• **What is being asked**
Images appear in the records below; leave them out and repeat everything else exactly.

• **Data supplied**
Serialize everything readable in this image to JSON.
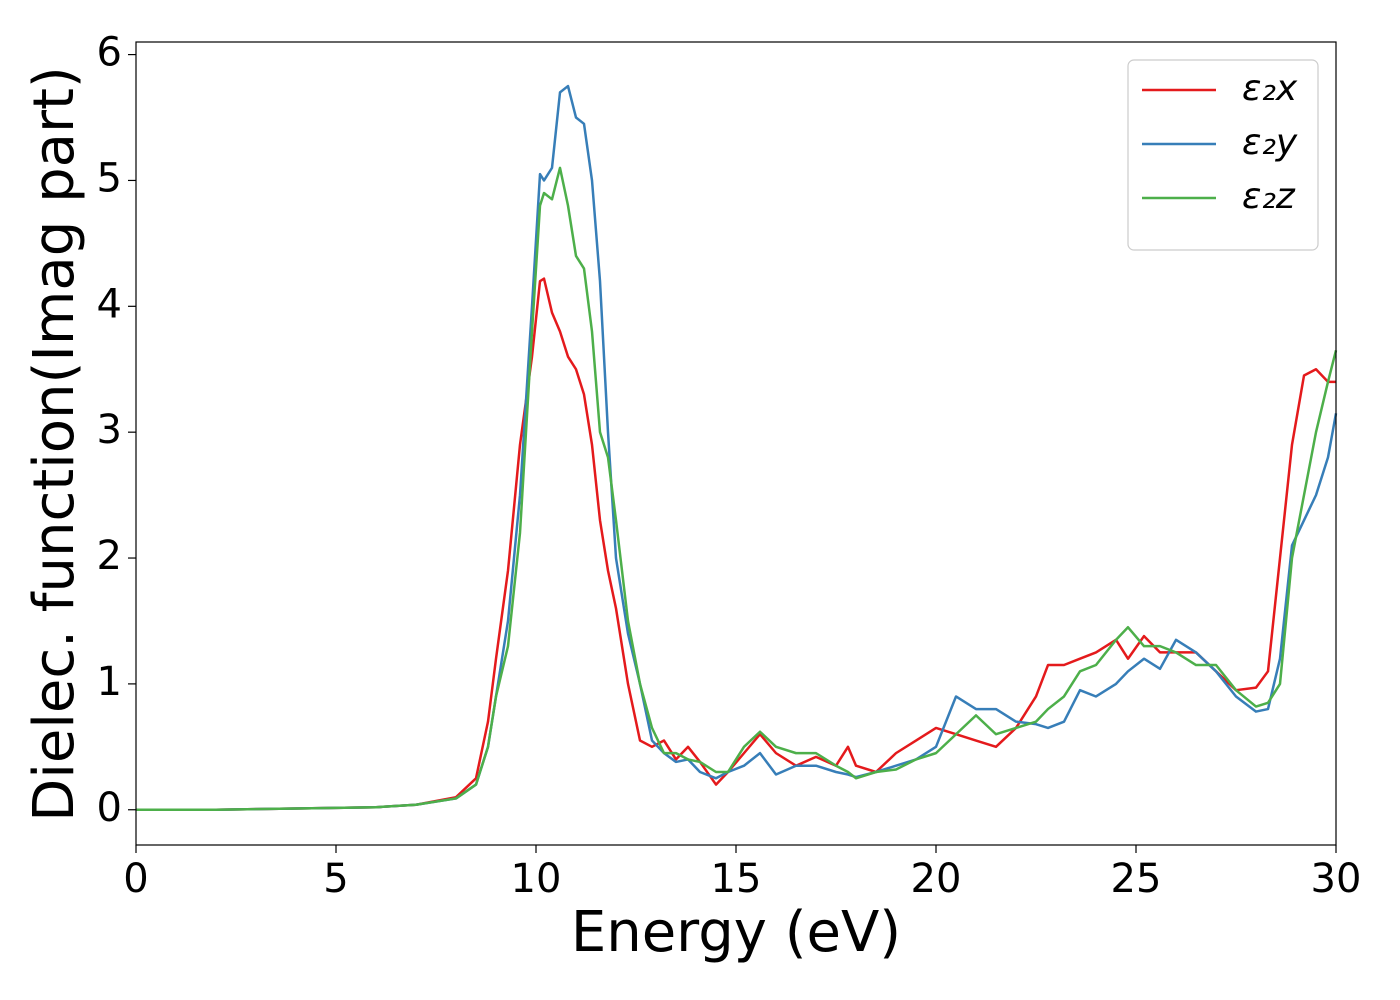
{
  "chart_data": {
    "type": "line",
    "xlabel": "Energy (eV)",
    "ylabel": "Dielec. function(Imag part)",
    "x": [
      0,
      2,
      4,
      6,
      7,
      8,
      8.5,
      8.8,
      9,
      9.3,
      9.6,
      9.9,
      10.1,
      10.2,
      10.4,
      10.6,
      10.8,
      11,
      11.2,
      11.4,
      11.6,
      11.8,
      12,
      12.3,
      12.6,
      12.9,
      13.2,
      13.5,
      13.8,
      14.1,
      14.5,
      14.8,
      15.2,
      15.6,
      16,
      16.5,
      17,
      17.5,
      17.8,
      18,
      18.5,
      19,
      19.5,
      20,
      20.5,
      21,
      21.5,
      22,
      22.5,
      22.8,
      23.2,
      23.6,
      24,
      24.5,
      24.8,
      25.2,
      25.6,
      26,
      26.5,
      27,
      27.5,
      28,
      28.3,
      28.6,
      28.9,
      29.2,
      29.5,
      29.8,
      30
    ],
    "series": [
      {
        "name": "ε₂x",
        "color": "#e41a1c",
        "values": [
          0,
          0,
          0.01,
          0.02,
          0.04,
          0.1,
          0.25,
          0.7,
          1.2,
          1.9,
          2.9,
          3.6,
          4.2,
          4.22,
          3.95,
          3.8,
          3.6,
          3.5,
          3.3,
          2.9,
          2.3,
          1.9,
          1.6,
          1.0,
          0.55,
          0.5,
          0.55,
          0.4,
          0.5,
          0.38,
          0.2,
          0.3,
          0.45,
          0.6,
          0.45,
          0.35,
          0.42,
          0.35,
          0.5,
          0.35,
          0.3,
          0.45,
          0.55,
          0.65,
          0.6,
          0.55,
          0.5,
          0.65,
          0.9,
          1.15,
          1.15,
          1.2,
          1.25,
          1.35,
          1.2,
          1.38,
          1.25,
          1.25,
          1.25,
          1.1,
          0.95,
          0.97,
          1.1,
          2.0,
          2.9,
          3.45,
          3.5,
          3.4,
          3.4
        ]
      },
      {
        "name": "ε₂y",
        "color": "#377eb8",
        "values": [
          0,
          0,
          0.01,
          0.02,
          0.04,
          0.09,
          0.2,
          0.5,
          0.9,
          1.5,
          2.5,
          4.0,
          5.05,
          5.0,
          5.1,
          5.7,
          5.75,
          5.5,
          5.45,
          5.0,
          4.2,
          3.0,
          2.0,
          1.4,
          1.0,
          0.55,
          0.45,
          0.38,
          0.4,
          0.3,
          0.25,
          0.3,
          0.35,
          0.45,
          0.28,
          0.35,
          0.35,
          0.3,
          0.28,
          0.26,
          0.3,
          0.35,
          0.4,
          0.5,
          0.9,
          0.8,
          0.8,
          0.7,
          0.68,
          0.65,
          0.7,
          0.95,
          0.9,
          1.0,
          1.1,
          1.2,
          1.12,
          1.35,
          1.25,
          1.1,
          0.9,
          0.78,
          0.8,
          1.2,
          2.1,
          2.3,
          2.5,
          2.8,
          3.15
        ]
      },
      {
        "name": "ε₂z",
        "color": "#4daf4a",
        "values": [
          0,
          0,
          0.01,
          0.02,
          0.04,
          0.09,
          0.2,
          0.5,
          0.9,
          1.3,
          2.2,
          3.8,
          4.8,
          4.9,
          4.85,
          5.1,
          4.8,
          4.4,
          4.3,
          3.8,
          3.0,
          2.8,
          2.3,
          1.5,
          1.0,
          0.65,
          0.45,
          0.45,
          0.4,
          0.38,
          0.3,
          0.3,
          0.5,
          0.62,
          0.5,
          0.45,
          0.45,
          0.35,
          0.3,
          0.25,
          0.3,
          0.32,
          0.4,
          0.45,
          0.6,
          0.75,
          0.6,
          0.65,
          0.7,
          0.8,
          0.9,
          1.1,
          1.15,
          1.35,
          1.45,
          1.3,
          1.3,
          1.25,
          1.15,
          1.15,
          0.95,
          0.82,
          0.85,
          1.0,
          2.0,
          2.5,
          3.0,
          3.4,
          3.65
        ]
      }
    ],
    "xlim": [
      0,
      30
    ],
    "xticks": [
      0,
      5,
      10,
      15,
      20,
      25,
      30
    ],
    "ylim": [
      -0.28,
      6.1
    ],
    "yticks": [
      0,
      1,
      2,
      3,
      4,
      5,
      6
    ],
    "legend": "upper right",
    "grid": false
  }
}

• **Response to the exercise**
Serialize everything readable in this image to JSON.
{
  "chart_data": {
    "type": "line",
    "xlabel": "Energy (eV)",
    "ylabel": "Dielec. function(Imag part)",
    "x": [
      0,
      2,
      4,
      6,
      7,
      8,
      8.5,
      8.8,
      9,
      9.3,
      9.6,
      9.9,
      10.1,
      10.2,
      10.4,
      10.6,
      10.8,
      11,
      11.2,
      11.4,
      11.6,
      11.8,
      12,
      12.3,
      12.6,
      12.9,
      13.2,
      13.5,
      13.8,
      14.1,
      14.5,
      14.8,
      15.2,
      15.6,
      16,
      16.5,
      17,
      17.5,
      17.8,
      18,
      18.5,
      19,
      19.5,
      20,
      20.5,
      21,
      21.5,
      22,
      22.5,
      22.8,
      23.2,
      23.6,
      24,
      24.5,
      24.8,
      25.2,
      25.6,
      26,
      26.5,
      27,
      27.5,
      28,
      28.3,
      28.6,
      28.9,
      29.2,
      29.5,
      29.8,
      30
    ],
    "series": [
      {
        "name": "ε₂x",
        "color": "#e41a1c",
        "values": [
          0,
          0,
          0.01,
          0.02,
          0.04,
          0.1,
          0.25,
          0.7,
          1.2,
          1.9,
          2.9,
          3.6,
          4.2,
          4.22,
          3.95,
          3.8,
          3.6,
          3.5,
          3.3,
          2.9,
          2.3,
          1.9,
          1.6,
          1.0,
          0.55,
          0.5,
          0.55,
          0.4,
          0.5,
          0.38,
          0.2,
          0.3,
          0.45,
          0.6,
          0.45,
          0.35,
          0.42,
          0.35,
          0.5,
          0.35,
          0.3,
          0.45,
          0.55,
          0.65,
          0.6,
          0.55,
          0.5,
          0.65,
          0.9,
          1.15,
          1.15,
          1.2,
          1.25,
          1.35,
          1.2,
          1.38,
          1.25,
          1.25,
          1.25,
          1.1,
          0.95,
          0.97,
          1.1,
          2.0,
          2.9,
          3.45,
          3.5,
          3.4,
          3.4
        ]
      },
      {
        "name": "ε₂y",
        "color": "#377eb8",
        "values": [
          0,
          0,
          0.01,
          0.02,
          0.04,
          0.09,
          0.2,
          0.5,
          0.9,
          1.5,
          2.5,
          4.0,
          5.05,
          5.0,
          5.1,
          5.7,
          5.75,
          5.5,
          5.45,
          5.0,
          4.2,
          3.0,
          2.0,
          1.4,
          1.0,
          0.55,
          0.45,
          0.38,
          0.4,
          0.3,
          0.25,
          0.3,
          0.35,
          0.45,
          0.28,
          0.35,
          0.35,
          0.3,
          0.28,
          0.26,
          0.3,
          0.35,
          0.4,
          0.5,
          0.9,
          0.8,
          0.8,
          0.7,
          0.68,
          0.65,
          0.7,
          0.95,
          0.9,
          1.0,
          1.1,
          1.2,
          1.12,
          1.35,
          1.25,
          1.1,
          0.9,
          0.78,
          0.8,
          1.2,
          2.1,
          2.3,
          2.5,
          2.8,
          3.15
        ]
      },
      {
        "name": "ε₂z",
        "color": "#4daf4a",
        "values": [
          0,
          0,
          0.01,
          0.02,
          0.04,
          0.09,
          0.2,
          0.5,
          0.9,
          1.3,
          2.2,
          3.8,
          4.8,
          4.9,
          4.85,
          5.1,
          4.8,
          4.4,
          4.3,
          3.8,
          3.0,
          2.8,
          2.3,
          1.5,
          1.0,
          0.65,
          0.45,
          0.45,
          0.4,
          0.38,
          0.3,
          0.3,
          0.5,
          0.62,
          0.5,
          0.45,
          0.45,
          0.35,
          0.3,
          0.25,
          0.3,
          0.32,
          0.4,
          0.45,
          0.6,
          0.75,
          0.6,
          0.65,
          0.7,
          0.8,
          0.9,
          1.1,
          1.15,
          1.35,
          1.45,
          1.3,
          1.3,
          1.25,
          1.15,
          1.15,
          0.95,
          0.82,
          0.85,
          1.0,
          2.0,
          2.5,
          3.0,
          3.4,
          3.65
        ]
      }
    ],
    "xlim": [
      0,
      30
    ],
    "xticks": [
      0,
      5,
      10,
      15,
      20,
      25,
      30
    ],
    "ylim": [
      -0.28,
      6.1
    ],
    "yticks": [
      0,
      1,
      2,
      3,
      4,
      5,
      6
    ],
    "legend": "upper right",
    "grid": false
  }
}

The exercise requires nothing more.